-- WHAT IS EXPECTED --
Quote the records below word for word, starting at their first line and stopping after the line that contains "uI element localization: list". Leave the pictures out of your answer.

• • •

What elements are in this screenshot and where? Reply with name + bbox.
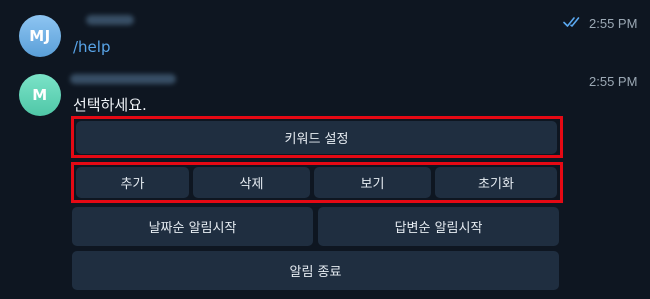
double-check-icon (563, 17, 580, 27)
date-order-alert-start-button[interactable]: 날짜순 알림시작 (72, 207, 313, 246)
sender-name-redacted (86, 15, 134, 25)
avatar-mj[interactable]: MJ (19, 15, 61, 57)
avatar-m[interactable]: M (19, 74, 61, 116)
view-button[interactable]: 보기 (314, 167, 431, 198)
sender-name-redacted (70, 74, 176, 84)
alert-stop-button[interactable]: 알림 종료 (72, 251, 559, 290)
add-button[interactable]: 추가 (76, 167, 189, 198)
message-time: 2:55 PM (589, 74, 638, 89)
delete-button[interactable]: 삭제 (193, 167, 310, 198)
message-text-select: 선택하세요. (73, 96, 147, 114)
reset-button[interactable]: 초기화 (435, 167, 557, 198)
message-time: 2:55 PM (589, 16, 638, 31)
answer-order-alert-start-button[interactable]: 답변순 알림시작 (318, 207, 559, 246)
chat-history: MJ /help 2:55 PM M 선택하세요. 2:55 PM 키워드 설정… (0, 0, 650, 299)
keyword-settings-button[interactable]: 키워드 설정 (76, 121, 557, 154)
message-text-help[interactable]: /help (73, 38, 110, 56)
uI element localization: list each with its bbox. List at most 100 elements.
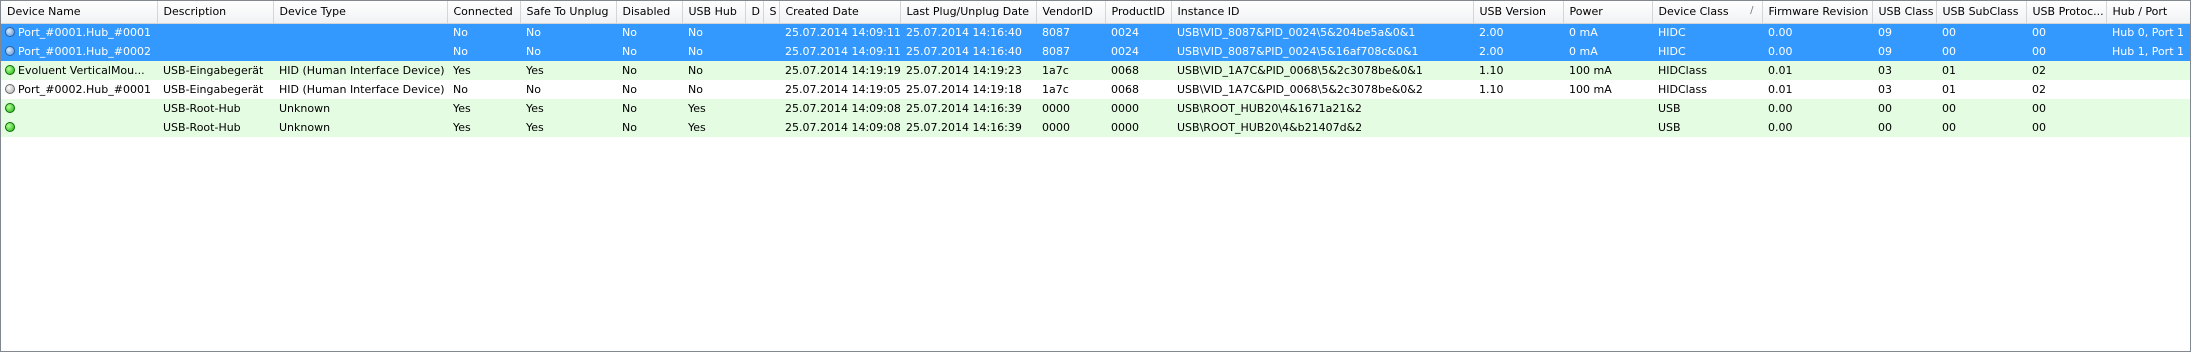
cell-d: [745, 23, 763, 42]
device-row[interactable]: Port_#0001.Hub_#0002 No No No No 25.07.2014 1…: [1, 42, 2190, 61]
cell-device-type: HID (Human Interface Device): [273, 61, 447, 80]
cell-product-id: 0000: [1105, 118, 1171, 137]
cell-text: Hub 0, Port 1: [2112, 26, 2185, 40]
cell-text: 0 mA: [1569, 26, 1598, 40]
device-row[interactable]: Evoluent VerticalMou... USB-Eingabegerät H…: [1, 61, 2190, 80]
column-header-device-type[interactable]: Device Type: [273, 1, 448, 24]
column-header-usb-class[interactable]: USB Class: [1872, 1, 1937, 24]
cell-text: 00: [2032, 45, 2046, 58]
column-header-power[interactable]: Power: [1563, 1, 1653, 24]
cell-text: No: [526, 26, 541, 40]
cell-s: [763, 61, 779, 80]
cell-text: No: [622, 102, 637, 115]
cell-text: USB: [1658, 102, 1681, 115]
cell-firmware-revision: 0.00: [1762, 42, 1872, 61]
column-header-last-plug-date[interactable]: Last Plug/Unplug Date: [900, 1, 1037, 24]
cell-text: No: [688, 64, 703, 77]
cell-firmware-revision: 0.00: [1762, 99, 1872, 118]
cell-disabled: No: [616, 99, 682, 118]
cell-text: USB\ROOT_HUB20\4&b21407d&2: [1177, 121, 1363, 134]
column-header-firmware-revision[interactable]: Firmware Revision: [1762, 1, 1873, 24]
green-status-icon: [5, 65, 15, 75]
cell-connected: No: [447, 23, 520, 42]
cell-safe-to-unplug: No: [520, 80, 616, 99]
cell-text: 0.00: [1768, 102, 1793, 115]
cell-power: 100 mA: [1563, 61, 1652, 80]
cell-connected: Yes: [447, 118, 520, 137]
cell-device-type: HID (Human Interface Device): [273, 80, 447, 99]
cell-usb-class: 09: [1872, 42, 1936, 61]
cell-text: 1.10: [1479, 83, 1504, 96]
device-row[interactable]: Port_#0002.Hub_#0001 USB-Eingabegerät HID …: [1, 80, 2190, 99]
column-header-usb-hub[interactable]: USB Hub: [682, 1, 746, 24]
cell-last-plug-date: 25.07.2014 14:16:40: [900, 23, 1036, 42]
column-header-label: Device Type: [279, 5, 346, 19]
column-header-label: Disabled: [622, 5, 671, 19]
column-header-product-id[interactable]: ProductID: [1105, 1, 1172, 24]
cell-text: Hub 1, Port 1: [2112, 45, 2185, 58]
column-header-connected[interactable]: Connected: [447, 1, 521, 24]
cell-text: HIDC: [1658, 45, 1686, 58]
cell-usb-version: 1.10: [1473, 80, 1563, 99]
cell-text: Yes: [526, 102, 544, 115]
cell-usb-hub: No: [682, 42, 745, 61]
cell-created-date: 25.07.2014 14:09:08: [779, 118, 900, 137]
cell-firmware-revision: 0.00: [1762, 23, 1872, 42]
column-header-device-name[interactable]: Device Name: [1, 1, 158, 24]
cell-text: HIDClass: [1658, 83, 1707, 96]
cell-text: USB\VID_8087&PID_0024\5&204be5a&0&1: [1177, 26, 1416, 40]
column-header-description[interactable]: Description: [157, 1, 274, 24]
column-header-d[interactable]: D: [745, 1, 764, 24]
column-header-label: Firmware Revision: [1768, 5, 1869, 19]
cell-text: No: [526, 83, 541, 96]
cell-product-id: 0068: [1105, 80, 1171, 99]
cell-disabled: No: [616, 61, 682, 80]
column-header-hub-port[interactable]: Hub / Port: [2106, 1, 2190, 24]
column-header-usb-version[interactable]: USB Version: [1473, 1, 1564, 24]
cell-text: No: [688, 26, 703, 40]
cell-usb-class: 09: [1872, 23, 1936, 42]
cell-text: 0.00: [1768, 26, 1793, 40]
cell-firmware-revision: 0.00: [1762, 118, 1872, 137]
cell-description: USB-Eingabegerät: [157, 80, 273, 99]
column-header-disabled[interactable]: Disabled: [616, 1, 683, 24]
cell-text: 02: [2032, 83, 2046, 96]
cell-text: USB\VID_1A7C&PID_0068\5&2c3078be&0&2: [1177, 83, 1423, 96]
column-header-created-date[interactable]: Created Date: [779, 1, 901, 24]
cell-text: 25.07.2014 14:16:39: [906, 102, 1022, 115]
column-header-usb-protocol[interactable]: USB Protoc...: [2026, 1, 2107, 24]
cell-text: No: [622, 45, 637, 58]
cell-text: No: [688, 83, 703, 96]
device-list-view[interactable]: Device Name Description Device Type Connect…: [0, 0, 2191, 352]
column-header-instance-id[interactable]: Instance ID: [1171, 1, 1474, 24]
column-header-label: Device Name: [7, 5, 81, 19]
cell-text: Yes: [453, 64, 471, 77]
cell-device-name: Port_#0001.Hub_#0001: [1, 23, 157, 42]
cell-usb-hub: Yes: [682, 118, 745, 137]
column-header-usb-subclass[interactable]: USB SubClass: [1936, 1, 2027, 24]
column-header-safe-to-unplug[interactable]: Safe To Unplug: [520, 1, 617, 24]
cell-hub-port: [2106, 80, 2190, 99]
column-header-s[interactable]: S: [763, 1, 780, 24]
gray-status-icon: [5, 84, 15, 94]
cell-text: HID (Human Interface Device): [279, 83, 445, 96]
column-header-vendor-id[interactable]: VendorID: [1036, 1, 1106, 24]
cell-text: 0000: [1042, 102, 1070, 115]
cell-text: 0.01: [1768, 64, 1793, 77]
cell-text: Unknown: [279, 102, 331, 115]
cell-text: USB-Eingabegerät: [163, 83, 264, 96]
device-row[interactable]: USB-Root-Hub Unknown Yes Yes No Yes 25.07.2014…: [1, 99, 2190, 118]
device-row[interactable]: USB-Root-Hub Unknown Yes Yes No Yes 25.07.2014…: [1, 118, 2190, 137]
cell-last-plug-date: 25.07.2014 14:16:40: [900, 42, 1036, 61]
cell-vendor-id: 0000: [1036, 99, 1105, 118]
cell-power: 100 mA: [1563, 80, 1652, 99]
column-header-device-class[interactable]: Device Class /: [1652, 1, 1763, 24]
device-row[interactable]: Port_#0001.Hub_#0001 No No No No 25.07.2014 1…: [1, 23, 2190, 42]
cell-text: 00: [1942, 121, 1956, 134]
cell-vendor-id: 0000: [1036, 118, 1105, 137]
cell-text: USB-Root-Hub: [163, 121, 241, 134]
cell-hub-port: Hub 1, Port 1: [2106, 42, 2190, 61]
green-status-icon: [5, 103, 15, 113]
cell-text: 00: [2032, 26, 2046, 40]
cell-connected: No: [447, 80, 520, 99]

• • •

-- FINAL ANSWER --
What elements are in this screenshot and where? Reply with name + bbox.
double-check-icon (563, 17, 580, 27)
date-order-alert-start-button[interactable]: 날짜순 알림시작 (72, 207, 313, 246)
sender-name-redacted (86, 15, 134, 25)
avatar-mj[interactable]: MJ (19, 15, 61, 57)
avatar-m[interactable]: M (19, 74, 61, 116)
view-button[interactable]: 보기 (314, 167, 431, 198)
sender-name-redacted (70, 74, 176, 84)
alert-stop-button[interactable]: 알림 종료 (72, 251, 559, 290)
add-button[interactable]: 추가 (76, 167, 189, 198)
message-time: 2:55 PM (589, 74, 638, 89)
delete-button[interactable]: 삭제 (193, 167, 310, 198)
message-text-select: 선택하세요. (73, 96, 147, 114)
reset-button[interactable]: 초기화 (435, 167, 557, 198)
message-time: 2:55 PM (589, 16, 638, 31)
answer-order-alert-start-button[interactable]: 답변순 알림시작 (318, 207, 559, 246)
chat-history: MJ /help 2:55 PM M 선택하세요. 2:55 PM 키워드 설정… (0, 0, 650, 299)
keyword-settings-button[interactable]: 키워드 설정 (76, 121, 557, 154)
message-text-help[interactable]: /help (73, 38, 110, 56)
uI element localization: list each with its bbox. List at most 100 elements.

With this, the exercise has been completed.